DATASET RECORDS:

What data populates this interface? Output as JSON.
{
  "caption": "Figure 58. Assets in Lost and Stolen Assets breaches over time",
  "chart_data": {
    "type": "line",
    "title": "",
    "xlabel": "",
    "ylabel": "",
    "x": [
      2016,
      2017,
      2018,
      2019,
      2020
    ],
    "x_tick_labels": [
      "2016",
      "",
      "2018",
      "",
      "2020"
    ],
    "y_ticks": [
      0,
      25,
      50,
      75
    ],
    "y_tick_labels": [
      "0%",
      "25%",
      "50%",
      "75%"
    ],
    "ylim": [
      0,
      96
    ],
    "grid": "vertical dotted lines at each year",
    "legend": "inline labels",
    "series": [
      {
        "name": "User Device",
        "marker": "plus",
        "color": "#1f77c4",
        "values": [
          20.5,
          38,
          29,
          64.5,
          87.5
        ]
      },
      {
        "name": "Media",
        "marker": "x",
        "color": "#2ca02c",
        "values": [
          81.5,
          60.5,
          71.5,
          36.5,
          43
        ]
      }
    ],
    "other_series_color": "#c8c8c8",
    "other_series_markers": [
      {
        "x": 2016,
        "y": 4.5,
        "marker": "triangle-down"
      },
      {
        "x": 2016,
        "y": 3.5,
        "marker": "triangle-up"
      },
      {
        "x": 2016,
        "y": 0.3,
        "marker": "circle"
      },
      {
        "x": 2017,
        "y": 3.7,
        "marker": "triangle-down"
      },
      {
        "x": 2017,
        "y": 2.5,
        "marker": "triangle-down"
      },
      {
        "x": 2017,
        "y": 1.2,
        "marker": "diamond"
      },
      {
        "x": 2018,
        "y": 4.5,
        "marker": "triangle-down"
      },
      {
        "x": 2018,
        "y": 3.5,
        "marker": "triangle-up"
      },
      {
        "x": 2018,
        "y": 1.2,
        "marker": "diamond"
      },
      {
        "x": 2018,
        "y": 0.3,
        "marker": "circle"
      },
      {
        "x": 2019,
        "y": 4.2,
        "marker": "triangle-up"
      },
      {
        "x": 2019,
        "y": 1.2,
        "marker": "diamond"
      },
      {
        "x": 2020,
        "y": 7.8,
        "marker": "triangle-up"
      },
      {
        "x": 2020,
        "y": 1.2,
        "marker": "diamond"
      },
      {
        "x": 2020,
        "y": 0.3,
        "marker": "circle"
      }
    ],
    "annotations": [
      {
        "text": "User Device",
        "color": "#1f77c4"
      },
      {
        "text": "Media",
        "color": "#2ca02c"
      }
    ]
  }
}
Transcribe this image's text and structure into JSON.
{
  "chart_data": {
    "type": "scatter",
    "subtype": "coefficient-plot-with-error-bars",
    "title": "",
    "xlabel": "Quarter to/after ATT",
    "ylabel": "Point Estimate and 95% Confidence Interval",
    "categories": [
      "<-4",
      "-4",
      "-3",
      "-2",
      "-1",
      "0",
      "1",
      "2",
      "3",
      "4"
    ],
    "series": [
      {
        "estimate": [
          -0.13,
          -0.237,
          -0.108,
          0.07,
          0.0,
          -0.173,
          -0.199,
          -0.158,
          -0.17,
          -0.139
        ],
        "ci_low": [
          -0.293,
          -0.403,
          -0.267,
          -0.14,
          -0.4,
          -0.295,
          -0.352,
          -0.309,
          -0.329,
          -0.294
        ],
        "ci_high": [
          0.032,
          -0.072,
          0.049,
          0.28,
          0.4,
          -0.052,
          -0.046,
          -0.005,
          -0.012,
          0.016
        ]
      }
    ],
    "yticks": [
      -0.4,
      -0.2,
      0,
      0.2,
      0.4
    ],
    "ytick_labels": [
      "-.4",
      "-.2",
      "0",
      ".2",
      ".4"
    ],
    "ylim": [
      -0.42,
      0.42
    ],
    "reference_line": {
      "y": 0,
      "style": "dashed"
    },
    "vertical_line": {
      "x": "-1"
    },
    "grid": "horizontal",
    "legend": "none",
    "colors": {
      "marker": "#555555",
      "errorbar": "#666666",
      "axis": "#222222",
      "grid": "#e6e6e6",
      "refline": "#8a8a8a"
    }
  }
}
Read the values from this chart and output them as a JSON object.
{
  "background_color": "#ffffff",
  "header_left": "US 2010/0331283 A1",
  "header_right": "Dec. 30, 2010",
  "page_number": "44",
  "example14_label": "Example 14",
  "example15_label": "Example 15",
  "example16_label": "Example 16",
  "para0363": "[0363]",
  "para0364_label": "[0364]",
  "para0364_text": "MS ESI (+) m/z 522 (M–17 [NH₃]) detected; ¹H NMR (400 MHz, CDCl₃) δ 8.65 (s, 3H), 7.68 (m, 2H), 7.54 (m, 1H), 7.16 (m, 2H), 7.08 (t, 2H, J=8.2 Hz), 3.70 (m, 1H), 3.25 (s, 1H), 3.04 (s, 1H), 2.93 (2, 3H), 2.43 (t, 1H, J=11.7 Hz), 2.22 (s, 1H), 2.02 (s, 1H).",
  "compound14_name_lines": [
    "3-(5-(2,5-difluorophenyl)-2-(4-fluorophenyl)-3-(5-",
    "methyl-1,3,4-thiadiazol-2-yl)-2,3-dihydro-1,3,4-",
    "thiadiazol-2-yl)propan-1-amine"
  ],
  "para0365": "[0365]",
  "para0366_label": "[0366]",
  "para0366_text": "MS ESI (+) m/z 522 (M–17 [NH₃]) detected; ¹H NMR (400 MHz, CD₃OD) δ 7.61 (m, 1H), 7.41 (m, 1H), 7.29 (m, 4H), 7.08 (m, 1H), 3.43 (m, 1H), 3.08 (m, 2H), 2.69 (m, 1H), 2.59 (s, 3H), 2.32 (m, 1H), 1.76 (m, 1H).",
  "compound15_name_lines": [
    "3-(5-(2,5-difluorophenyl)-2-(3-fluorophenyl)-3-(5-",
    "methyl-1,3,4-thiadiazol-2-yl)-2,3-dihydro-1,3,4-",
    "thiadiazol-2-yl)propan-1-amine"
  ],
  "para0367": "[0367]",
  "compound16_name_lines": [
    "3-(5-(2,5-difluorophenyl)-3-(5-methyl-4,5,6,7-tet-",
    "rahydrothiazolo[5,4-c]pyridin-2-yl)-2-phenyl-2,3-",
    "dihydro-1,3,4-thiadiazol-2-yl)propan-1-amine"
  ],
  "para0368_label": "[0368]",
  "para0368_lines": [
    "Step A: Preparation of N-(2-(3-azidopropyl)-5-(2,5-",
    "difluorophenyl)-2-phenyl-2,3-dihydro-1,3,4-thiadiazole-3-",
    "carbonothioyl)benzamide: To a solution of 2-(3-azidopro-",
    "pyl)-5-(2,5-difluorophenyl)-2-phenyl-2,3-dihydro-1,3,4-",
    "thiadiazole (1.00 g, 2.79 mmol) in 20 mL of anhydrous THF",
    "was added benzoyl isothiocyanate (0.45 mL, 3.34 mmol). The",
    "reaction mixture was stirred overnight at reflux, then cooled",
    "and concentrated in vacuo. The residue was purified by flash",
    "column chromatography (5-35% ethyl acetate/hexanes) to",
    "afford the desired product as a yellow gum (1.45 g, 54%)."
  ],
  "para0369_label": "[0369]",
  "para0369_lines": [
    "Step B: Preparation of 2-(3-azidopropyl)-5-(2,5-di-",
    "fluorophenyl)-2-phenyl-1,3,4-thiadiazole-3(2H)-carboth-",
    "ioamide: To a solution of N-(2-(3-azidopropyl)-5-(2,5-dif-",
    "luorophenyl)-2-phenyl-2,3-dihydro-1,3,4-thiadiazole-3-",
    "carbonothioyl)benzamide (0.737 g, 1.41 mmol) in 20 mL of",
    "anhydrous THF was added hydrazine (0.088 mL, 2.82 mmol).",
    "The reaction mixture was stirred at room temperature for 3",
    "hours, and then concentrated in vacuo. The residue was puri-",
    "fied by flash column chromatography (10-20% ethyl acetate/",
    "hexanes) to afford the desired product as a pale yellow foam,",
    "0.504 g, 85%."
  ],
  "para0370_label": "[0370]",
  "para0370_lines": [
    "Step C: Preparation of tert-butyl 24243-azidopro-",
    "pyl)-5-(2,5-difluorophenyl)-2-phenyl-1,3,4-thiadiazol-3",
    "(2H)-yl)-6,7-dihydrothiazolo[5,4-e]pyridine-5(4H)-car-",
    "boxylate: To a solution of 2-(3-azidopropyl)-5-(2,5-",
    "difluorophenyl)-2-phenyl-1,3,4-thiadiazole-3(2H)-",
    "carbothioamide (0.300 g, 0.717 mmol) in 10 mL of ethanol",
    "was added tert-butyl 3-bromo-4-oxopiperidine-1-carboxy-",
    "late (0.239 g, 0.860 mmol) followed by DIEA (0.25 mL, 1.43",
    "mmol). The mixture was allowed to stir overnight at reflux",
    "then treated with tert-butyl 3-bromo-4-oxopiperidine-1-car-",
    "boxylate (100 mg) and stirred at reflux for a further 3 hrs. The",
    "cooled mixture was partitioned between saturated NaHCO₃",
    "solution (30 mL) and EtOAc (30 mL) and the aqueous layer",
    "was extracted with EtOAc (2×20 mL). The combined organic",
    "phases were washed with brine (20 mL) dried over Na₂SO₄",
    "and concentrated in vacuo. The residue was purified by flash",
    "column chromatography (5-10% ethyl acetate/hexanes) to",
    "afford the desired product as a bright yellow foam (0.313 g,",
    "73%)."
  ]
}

WHAT YOU HAVE TO DO: Read the entries above, then pull out the lines that include "Preparation".

FINAL ANSWER:
    "Step A: Preparation of N-(2-(3-azidopropyl)-5-(2,5-",
    "Step B: Preparation of 2-(3-azidopropyl)-5-(2,5-di-",
    "Step C: Preparation of tert-butyl 24243-azidopro-",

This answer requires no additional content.